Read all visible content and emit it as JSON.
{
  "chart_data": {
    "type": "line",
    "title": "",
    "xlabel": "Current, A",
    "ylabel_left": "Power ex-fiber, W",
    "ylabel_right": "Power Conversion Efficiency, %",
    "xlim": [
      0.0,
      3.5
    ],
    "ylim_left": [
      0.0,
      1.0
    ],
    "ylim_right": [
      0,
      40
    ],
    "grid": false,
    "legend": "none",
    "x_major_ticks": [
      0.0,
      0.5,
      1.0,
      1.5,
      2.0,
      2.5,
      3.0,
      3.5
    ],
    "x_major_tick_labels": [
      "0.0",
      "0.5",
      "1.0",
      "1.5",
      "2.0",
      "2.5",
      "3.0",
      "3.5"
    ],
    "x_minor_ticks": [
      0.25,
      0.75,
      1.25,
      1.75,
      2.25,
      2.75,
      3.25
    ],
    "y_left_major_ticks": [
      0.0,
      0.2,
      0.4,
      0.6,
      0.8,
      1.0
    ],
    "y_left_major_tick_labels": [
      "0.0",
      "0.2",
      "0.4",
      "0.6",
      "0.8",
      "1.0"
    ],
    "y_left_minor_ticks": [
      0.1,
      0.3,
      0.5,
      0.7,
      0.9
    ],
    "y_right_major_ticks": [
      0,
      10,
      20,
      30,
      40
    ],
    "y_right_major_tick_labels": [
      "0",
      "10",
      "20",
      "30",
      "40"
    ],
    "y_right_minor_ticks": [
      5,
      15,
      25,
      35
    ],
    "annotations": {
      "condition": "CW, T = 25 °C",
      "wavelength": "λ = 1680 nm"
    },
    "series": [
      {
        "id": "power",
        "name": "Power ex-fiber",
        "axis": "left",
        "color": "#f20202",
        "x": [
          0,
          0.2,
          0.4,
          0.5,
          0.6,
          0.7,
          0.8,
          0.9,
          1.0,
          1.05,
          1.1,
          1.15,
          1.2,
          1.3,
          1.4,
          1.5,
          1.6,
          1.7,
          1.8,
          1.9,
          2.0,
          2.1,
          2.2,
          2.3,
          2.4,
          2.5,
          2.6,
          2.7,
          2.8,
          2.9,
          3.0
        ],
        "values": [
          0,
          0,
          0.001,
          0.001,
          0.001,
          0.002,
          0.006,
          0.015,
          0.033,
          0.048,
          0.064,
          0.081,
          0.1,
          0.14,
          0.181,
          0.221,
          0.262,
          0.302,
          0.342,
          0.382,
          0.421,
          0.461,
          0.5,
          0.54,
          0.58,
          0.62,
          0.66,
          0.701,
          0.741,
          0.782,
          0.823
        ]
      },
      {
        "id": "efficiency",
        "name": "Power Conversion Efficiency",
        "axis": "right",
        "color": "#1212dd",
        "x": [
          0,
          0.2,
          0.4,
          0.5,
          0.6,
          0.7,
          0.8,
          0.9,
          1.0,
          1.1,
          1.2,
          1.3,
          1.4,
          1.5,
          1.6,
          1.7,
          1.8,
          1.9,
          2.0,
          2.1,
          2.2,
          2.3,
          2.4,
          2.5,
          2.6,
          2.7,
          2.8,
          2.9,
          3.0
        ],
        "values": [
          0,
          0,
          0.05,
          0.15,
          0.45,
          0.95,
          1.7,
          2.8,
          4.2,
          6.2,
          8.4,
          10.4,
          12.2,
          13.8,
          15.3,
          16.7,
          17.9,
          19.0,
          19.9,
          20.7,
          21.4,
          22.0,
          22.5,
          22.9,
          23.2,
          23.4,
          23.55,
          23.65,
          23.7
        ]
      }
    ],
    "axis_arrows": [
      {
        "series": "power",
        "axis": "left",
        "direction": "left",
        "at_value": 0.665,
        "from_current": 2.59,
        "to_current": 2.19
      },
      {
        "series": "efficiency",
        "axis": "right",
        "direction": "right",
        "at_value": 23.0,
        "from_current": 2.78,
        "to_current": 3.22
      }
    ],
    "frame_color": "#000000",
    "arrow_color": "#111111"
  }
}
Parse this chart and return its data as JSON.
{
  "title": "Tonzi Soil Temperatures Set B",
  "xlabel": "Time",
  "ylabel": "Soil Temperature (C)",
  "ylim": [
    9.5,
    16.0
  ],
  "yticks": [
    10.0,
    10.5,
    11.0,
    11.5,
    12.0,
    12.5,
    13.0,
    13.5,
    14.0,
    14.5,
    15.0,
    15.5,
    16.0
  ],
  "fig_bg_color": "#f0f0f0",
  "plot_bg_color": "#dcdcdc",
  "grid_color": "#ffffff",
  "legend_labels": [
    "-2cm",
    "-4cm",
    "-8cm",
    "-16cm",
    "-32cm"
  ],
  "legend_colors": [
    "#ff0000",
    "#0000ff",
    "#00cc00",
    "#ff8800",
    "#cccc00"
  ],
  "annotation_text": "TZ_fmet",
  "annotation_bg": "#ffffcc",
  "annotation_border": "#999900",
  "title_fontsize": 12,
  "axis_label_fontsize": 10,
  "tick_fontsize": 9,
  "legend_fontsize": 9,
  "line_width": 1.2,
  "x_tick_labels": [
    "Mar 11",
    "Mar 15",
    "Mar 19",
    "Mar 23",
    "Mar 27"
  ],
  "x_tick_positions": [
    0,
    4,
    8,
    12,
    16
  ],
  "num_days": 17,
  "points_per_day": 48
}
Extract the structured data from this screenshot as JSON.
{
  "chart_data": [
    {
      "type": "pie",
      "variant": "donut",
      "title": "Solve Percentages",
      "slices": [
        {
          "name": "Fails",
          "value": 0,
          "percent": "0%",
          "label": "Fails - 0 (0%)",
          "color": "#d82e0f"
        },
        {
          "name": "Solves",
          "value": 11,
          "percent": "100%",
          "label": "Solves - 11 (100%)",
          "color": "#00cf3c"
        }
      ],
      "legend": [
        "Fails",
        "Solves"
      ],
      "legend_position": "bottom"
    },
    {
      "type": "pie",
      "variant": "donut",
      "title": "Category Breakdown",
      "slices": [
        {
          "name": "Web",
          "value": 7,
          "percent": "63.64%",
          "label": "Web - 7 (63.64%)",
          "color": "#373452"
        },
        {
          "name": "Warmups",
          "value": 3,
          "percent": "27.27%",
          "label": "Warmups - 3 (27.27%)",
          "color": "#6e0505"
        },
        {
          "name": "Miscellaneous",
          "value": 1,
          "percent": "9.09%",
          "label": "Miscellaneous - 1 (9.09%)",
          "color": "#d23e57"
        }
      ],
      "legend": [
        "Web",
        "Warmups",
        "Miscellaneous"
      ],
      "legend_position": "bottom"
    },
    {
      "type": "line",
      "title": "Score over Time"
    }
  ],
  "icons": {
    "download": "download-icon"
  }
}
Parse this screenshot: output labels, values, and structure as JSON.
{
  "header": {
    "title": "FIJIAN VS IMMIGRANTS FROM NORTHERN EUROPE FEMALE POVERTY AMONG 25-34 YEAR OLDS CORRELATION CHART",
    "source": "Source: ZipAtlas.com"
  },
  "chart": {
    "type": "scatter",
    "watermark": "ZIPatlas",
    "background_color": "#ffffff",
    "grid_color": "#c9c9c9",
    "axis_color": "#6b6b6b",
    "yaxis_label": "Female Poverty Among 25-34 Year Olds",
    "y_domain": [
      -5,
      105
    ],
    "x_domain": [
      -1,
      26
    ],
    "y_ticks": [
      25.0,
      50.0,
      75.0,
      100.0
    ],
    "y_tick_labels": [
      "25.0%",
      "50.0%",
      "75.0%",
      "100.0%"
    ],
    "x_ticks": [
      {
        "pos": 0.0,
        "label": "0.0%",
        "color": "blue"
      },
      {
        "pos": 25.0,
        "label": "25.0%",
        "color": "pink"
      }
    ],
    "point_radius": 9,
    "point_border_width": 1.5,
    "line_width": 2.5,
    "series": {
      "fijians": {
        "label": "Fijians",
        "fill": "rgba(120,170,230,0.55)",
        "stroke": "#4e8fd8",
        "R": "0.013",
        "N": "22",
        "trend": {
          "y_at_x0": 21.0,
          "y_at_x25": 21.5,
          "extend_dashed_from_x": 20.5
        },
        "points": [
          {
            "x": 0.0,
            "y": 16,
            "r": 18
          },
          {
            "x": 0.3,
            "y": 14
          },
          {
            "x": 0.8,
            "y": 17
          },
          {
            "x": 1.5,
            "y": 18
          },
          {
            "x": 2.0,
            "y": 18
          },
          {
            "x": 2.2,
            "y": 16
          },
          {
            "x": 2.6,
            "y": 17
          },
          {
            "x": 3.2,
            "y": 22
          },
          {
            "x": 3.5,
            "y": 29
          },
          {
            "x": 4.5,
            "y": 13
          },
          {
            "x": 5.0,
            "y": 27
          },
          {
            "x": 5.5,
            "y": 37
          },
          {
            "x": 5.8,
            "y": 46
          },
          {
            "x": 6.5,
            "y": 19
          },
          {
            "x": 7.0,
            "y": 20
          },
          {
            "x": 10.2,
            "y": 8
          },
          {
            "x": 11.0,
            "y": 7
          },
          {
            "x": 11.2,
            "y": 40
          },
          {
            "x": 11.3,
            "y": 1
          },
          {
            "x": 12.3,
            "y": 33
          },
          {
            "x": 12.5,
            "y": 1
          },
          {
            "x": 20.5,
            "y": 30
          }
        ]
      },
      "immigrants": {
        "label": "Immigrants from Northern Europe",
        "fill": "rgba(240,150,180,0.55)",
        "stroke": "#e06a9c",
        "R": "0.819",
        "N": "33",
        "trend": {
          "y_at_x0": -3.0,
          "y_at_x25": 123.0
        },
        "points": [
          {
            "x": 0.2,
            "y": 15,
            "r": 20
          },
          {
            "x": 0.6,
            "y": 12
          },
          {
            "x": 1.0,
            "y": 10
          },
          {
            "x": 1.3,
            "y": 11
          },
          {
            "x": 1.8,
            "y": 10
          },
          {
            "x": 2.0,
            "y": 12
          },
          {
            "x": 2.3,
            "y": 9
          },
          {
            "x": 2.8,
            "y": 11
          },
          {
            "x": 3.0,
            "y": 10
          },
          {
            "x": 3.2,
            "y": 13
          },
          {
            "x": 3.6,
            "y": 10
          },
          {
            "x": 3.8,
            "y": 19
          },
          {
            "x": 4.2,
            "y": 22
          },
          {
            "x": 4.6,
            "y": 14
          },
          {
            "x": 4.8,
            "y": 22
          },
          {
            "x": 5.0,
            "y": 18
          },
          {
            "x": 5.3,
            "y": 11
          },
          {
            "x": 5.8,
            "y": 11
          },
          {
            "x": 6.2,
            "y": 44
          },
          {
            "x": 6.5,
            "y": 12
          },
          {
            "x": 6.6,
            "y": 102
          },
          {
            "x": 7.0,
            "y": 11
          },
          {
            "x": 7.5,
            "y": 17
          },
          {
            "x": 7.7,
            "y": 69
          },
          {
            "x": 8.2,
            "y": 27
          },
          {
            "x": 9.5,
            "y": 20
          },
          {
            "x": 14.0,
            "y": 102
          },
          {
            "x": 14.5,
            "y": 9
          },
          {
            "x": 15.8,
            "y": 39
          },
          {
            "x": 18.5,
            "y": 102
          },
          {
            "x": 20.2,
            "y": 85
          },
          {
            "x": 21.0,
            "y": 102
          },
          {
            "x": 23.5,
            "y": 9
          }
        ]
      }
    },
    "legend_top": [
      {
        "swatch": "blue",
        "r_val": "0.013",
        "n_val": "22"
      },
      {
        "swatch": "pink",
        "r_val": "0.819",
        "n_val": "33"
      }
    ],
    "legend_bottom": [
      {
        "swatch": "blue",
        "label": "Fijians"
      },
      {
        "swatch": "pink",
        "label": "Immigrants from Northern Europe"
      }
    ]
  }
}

────────

Problem requirements -
Find the lines holding "type" and list every one.

Output for this exercise -
    "type": "line",
      "type": "pie",
      "type": "pie",
      "type": "line",
    "type": "scatter",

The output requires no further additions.